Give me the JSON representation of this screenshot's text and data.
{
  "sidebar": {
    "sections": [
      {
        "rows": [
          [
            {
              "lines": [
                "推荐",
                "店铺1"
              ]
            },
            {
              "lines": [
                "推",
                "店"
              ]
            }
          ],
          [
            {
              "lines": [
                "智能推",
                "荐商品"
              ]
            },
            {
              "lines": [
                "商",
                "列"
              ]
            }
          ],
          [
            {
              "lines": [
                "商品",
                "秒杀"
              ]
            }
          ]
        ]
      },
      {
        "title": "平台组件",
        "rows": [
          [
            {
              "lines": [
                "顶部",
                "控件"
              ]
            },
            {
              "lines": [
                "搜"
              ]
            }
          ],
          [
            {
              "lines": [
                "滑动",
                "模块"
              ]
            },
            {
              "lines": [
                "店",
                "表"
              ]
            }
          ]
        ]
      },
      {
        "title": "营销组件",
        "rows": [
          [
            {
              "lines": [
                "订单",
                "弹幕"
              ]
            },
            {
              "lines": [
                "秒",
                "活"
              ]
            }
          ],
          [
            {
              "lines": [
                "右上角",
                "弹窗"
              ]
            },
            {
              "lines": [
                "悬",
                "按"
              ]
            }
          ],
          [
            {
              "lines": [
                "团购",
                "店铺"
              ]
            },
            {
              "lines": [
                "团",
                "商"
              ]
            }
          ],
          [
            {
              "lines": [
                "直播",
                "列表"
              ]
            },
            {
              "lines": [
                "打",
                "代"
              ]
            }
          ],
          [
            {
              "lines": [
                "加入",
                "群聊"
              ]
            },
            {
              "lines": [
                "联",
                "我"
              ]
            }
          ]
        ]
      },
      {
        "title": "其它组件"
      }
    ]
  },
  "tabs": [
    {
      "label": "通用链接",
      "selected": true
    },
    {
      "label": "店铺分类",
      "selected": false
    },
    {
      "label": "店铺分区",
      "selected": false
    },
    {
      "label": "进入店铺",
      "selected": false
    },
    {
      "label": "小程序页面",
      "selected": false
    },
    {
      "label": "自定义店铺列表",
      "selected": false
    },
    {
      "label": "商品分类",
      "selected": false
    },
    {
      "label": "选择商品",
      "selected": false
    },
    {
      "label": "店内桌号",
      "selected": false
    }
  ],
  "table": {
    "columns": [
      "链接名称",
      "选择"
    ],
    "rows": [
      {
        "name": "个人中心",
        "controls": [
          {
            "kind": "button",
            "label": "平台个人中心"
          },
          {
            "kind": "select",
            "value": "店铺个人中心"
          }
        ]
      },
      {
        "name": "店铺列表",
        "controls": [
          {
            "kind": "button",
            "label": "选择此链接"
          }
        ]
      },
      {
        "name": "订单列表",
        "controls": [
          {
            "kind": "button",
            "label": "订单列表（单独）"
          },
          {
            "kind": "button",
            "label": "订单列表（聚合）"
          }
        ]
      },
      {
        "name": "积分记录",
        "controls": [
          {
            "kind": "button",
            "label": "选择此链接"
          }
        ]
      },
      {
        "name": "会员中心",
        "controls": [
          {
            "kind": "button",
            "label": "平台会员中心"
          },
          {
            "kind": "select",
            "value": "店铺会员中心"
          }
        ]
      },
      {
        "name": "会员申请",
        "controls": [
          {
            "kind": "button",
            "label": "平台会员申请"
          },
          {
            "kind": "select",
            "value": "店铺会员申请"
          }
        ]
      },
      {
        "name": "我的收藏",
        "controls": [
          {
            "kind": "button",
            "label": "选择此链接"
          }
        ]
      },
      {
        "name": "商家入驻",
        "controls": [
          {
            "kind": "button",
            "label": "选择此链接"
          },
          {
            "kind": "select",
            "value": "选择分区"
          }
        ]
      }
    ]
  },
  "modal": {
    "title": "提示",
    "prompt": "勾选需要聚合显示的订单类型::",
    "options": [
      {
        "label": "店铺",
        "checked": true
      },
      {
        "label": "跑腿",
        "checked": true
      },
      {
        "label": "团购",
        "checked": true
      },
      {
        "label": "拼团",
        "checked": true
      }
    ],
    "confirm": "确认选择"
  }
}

────────────────────────────────────────

Extract the listing in its entirety and repeat it exactly.

Give me the JSON representation of this screenshot's text and data.
{
  "sidebar": {
    "sections": [
      {
        "rows": [
          [
            {
              "lines": [
                "推荐",
                "店铺1"
              ]
            },
            {
              "lines": [
                "推",
                "店"
              ]
            }
          ],
          [
            {
              "lines": [
                "智能推",
                "荐商品"
              ]
            },
            {
              "lines": [
                "商",
                "列"
              ]
            }
          ],
          [
            {
              "lines": [
                "商品",
                "秒杀"
              ]
            }
          ]
        ]
      },
      {
        "title": "平台组件",
        "rows": [
          [
            {
              "lines": [
                "顶部",
                "控件"
              ]
            },
            {
              "lines": [
                "搜"
              ]
            }
          ],
          [
            {
              "lines": [
                "滑动",
                "模块"
              ]
            },
            {
              "lines": [
                "店",
                "表"
              ]
            }
          ]
        ]
      },
      {
        "title": "营销组件",
        "rows": [
          [
            {
              "lines": [
                "订单",
                "弹幕"
              ]
            },
            {
              "lines": [
                "秒",
                "活"
              ]
            }
          ],
          [
            {
              "lines": [
                "右上角",
                "弹窗"
              ]
            },
            {
              "lines": [
                "悬",
                "按"
              ]
            }
          ],
          [
            {
              "lines": [
                "团购",
                "店铺"
              ]
            },
            {
              "lines": [
                "团",
                "商"
              ]
            }
          ],
          [
            {
              "lines": [
                "直播",
                "列表"
              ]
            },
            {
              "lines": [
                "打",
                "代"
              ]
            }
          ],
          [
            {
              "lines": [
                "加入",
                "群聊"
              ]
            },
            {
              "lines": [
                "联",
                "我"
              ]
            }
          ]
        ]
      },
      {
        "title": "其它组件"
      }
    ]
  },
  "tabs": [
    {
      "label": "通用链接",
      "selected": true
    },
    {
      "label": "店铺分类",
      "selected": false
    },
    {
      "label": "店铺分区",
      "selected": false
    },
    {
      "label": "进入店铺",
      "selected": false
    },
    {
      "label": "小程序页面",
      "selected": false
    },
    {
      "label": "自定义店铺列表",
      "selected": false
    },
    {
      "label": "商品分类",
      "selected": false
    },
    {
      "label": "选择商品",
      "selected": false
    },
    {
      "label": "店内桌号",
      "selected": false
    }
  ],
  "table": {
    "columns": [
      "链接名称",
      "选择"
    ],
    "rows": [
      {
        "name": "个人中心",
        "controls": [
          {
            "kind": "button",
            "label": "平台个人中心"
          },
          {
            "kind": "select",
            "value": "店铺个人中心"
          }
        ]
      },
      {
        "name": "店铺列表",
        "controls": [
          {
            "kind": "button",
            "label": "选择此链接"
          }
        ]
      },
      {
        "name": "订单列表",
        "controls": [
          {
            "kind": "button",
            "label": "订单列表（单独）"
          },
          {
            "kind": "button",
            "label": "订单列表（聚合）"
          }
        ]
      },
      {
        "name": "积分记录",
        "controls": [
          {
            "kind": "button",
            "label": "选择此链接"
          }
        ]
      },
      {
        "name": "会员中心",
        "controls": [
          {
            "kind": "button",
            "label": "平台会员中心"
          },
          {
            "kind": "select",
            "value": "店铺会员中心"
          }
        ]
      },
      {
        "name": "会员申请",
        "controls": [
          {
            "kind": "button",
            "label": "平台会员申请"
          },
          {
            "kind": "select",
            "value": "店铺会员申请"
          }
        ]
      },
      {
        "name": "我的收藏",
        "controls": [
          {
            "kind": "button",
            "label": "选择此链接"
          }
        ]
      },
      {
        "name": "商家入驻",
        "controls": [
          {
            "kind": "button",
            "label": "选择此链接"
          },
          {
            "kind": "select",
            "value": "选择分区"
          }
        ]
      }
    ]
  },
  "modal": {
    "title": "提示",
    "prompt": "勾选需要聚合显示的订单类型::",
    "options": [
      {
        "label": "店铺",
        "checked": true
      },
      {
        "label": "跑腿",
        "checked": true
      },
      {
        "label": "团购",
        "checked": true
      },
      {
        "label": "拼团",
        "checked": true
      }
    ],
    "confirm": "确认选择"
  }
}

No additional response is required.